[Collected data]
::::::

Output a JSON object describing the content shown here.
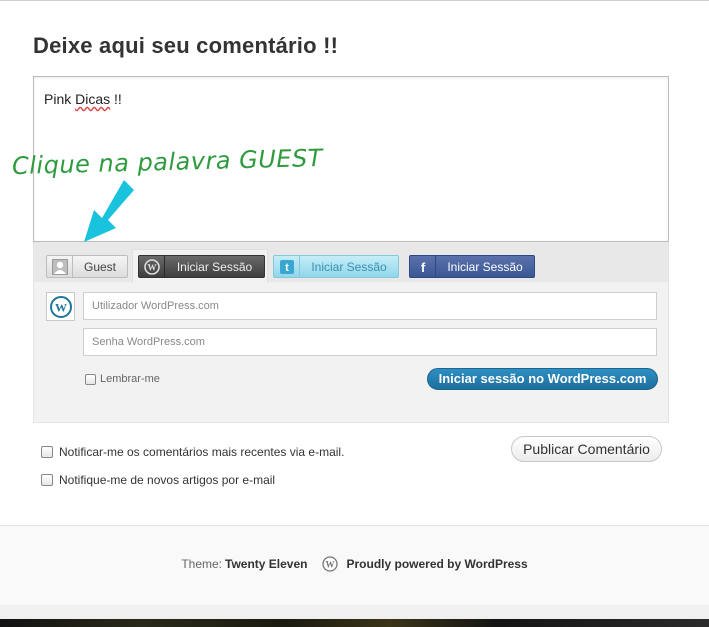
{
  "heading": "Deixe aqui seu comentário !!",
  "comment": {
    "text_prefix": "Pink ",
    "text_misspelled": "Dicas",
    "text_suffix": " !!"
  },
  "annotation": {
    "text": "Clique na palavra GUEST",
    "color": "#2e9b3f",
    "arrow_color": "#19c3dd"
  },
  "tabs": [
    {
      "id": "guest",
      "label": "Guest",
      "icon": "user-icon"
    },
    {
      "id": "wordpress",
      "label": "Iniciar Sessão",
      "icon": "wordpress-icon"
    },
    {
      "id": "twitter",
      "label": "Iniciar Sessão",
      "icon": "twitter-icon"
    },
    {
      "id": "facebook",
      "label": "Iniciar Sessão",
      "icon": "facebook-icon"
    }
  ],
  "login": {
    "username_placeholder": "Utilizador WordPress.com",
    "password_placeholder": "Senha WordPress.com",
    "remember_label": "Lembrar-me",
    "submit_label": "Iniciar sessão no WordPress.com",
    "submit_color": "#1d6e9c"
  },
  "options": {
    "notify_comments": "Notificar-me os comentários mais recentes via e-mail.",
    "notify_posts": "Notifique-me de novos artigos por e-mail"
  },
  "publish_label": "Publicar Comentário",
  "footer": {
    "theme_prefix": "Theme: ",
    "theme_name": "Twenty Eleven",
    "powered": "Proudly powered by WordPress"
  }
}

::::::

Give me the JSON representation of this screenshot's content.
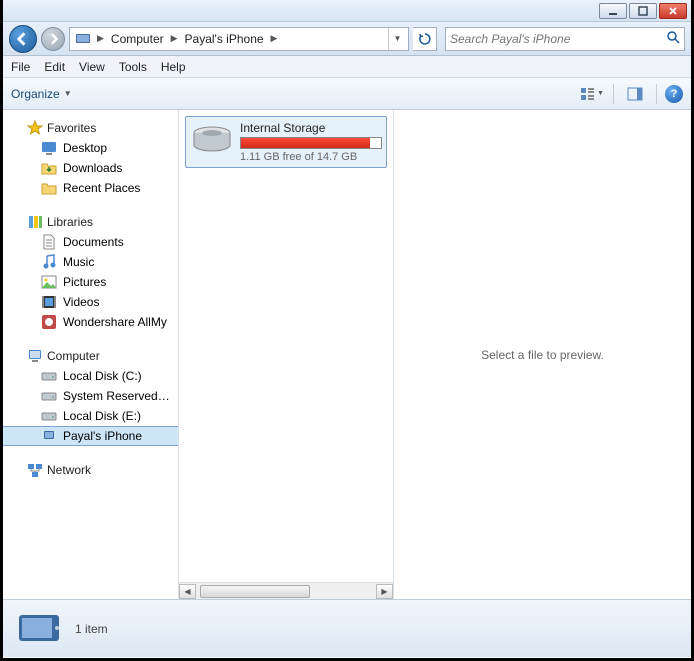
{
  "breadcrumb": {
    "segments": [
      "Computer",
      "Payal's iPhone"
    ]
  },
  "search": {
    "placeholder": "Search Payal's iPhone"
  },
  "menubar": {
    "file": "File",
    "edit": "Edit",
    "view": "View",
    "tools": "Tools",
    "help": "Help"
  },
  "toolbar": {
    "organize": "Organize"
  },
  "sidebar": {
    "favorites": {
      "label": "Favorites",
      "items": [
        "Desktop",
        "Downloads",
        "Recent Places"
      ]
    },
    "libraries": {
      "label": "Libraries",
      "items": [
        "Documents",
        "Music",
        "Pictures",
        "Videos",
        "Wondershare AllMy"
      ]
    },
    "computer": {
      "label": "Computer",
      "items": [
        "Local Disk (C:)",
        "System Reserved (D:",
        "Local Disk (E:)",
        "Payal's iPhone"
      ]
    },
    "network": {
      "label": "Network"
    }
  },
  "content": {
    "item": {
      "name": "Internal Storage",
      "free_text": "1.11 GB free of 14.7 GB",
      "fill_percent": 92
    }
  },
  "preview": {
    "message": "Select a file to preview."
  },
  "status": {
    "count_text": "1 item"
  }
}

::::::

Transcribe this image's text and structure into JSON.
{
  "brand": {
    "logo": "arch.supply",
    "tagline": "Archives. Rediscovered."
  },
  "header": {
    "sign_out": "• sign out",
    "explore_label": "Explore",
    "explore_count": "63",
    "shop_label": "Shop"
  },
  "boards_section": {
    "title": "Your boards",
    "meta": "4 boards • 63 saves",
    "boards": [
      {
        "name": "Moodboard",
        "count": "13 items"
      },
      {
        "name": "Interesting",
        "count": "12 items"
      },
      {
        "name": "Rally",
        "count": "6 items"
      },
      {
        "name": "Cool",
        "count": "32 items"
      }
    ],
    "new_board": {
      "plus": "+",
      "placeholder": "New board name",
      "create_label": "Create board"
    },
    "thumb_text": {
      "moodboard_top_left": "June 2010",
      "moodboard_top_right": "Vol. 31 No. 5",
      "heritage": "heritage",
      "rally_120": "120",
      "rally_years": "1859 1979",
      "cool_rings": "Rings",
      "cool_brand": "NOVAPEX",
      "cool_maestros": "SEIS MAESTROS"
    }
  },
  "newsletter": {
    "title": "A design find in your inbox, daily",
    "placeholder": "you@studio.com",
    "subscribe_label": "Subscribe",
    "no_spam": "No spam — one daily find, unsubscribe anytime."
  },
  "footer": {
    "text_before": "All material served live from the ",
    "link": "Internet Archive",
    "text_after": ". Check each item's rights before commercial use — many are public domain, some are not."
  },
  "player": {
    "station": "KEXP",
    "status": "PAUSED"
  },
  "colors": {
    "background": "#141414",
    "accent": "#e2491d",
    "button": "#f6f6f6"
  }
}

::::::

» Task statement: Identify the lines of the entries containing the string "file". Copy each such line.

» Completed task:
    "file": "File",
    "message": "Select a file to preview."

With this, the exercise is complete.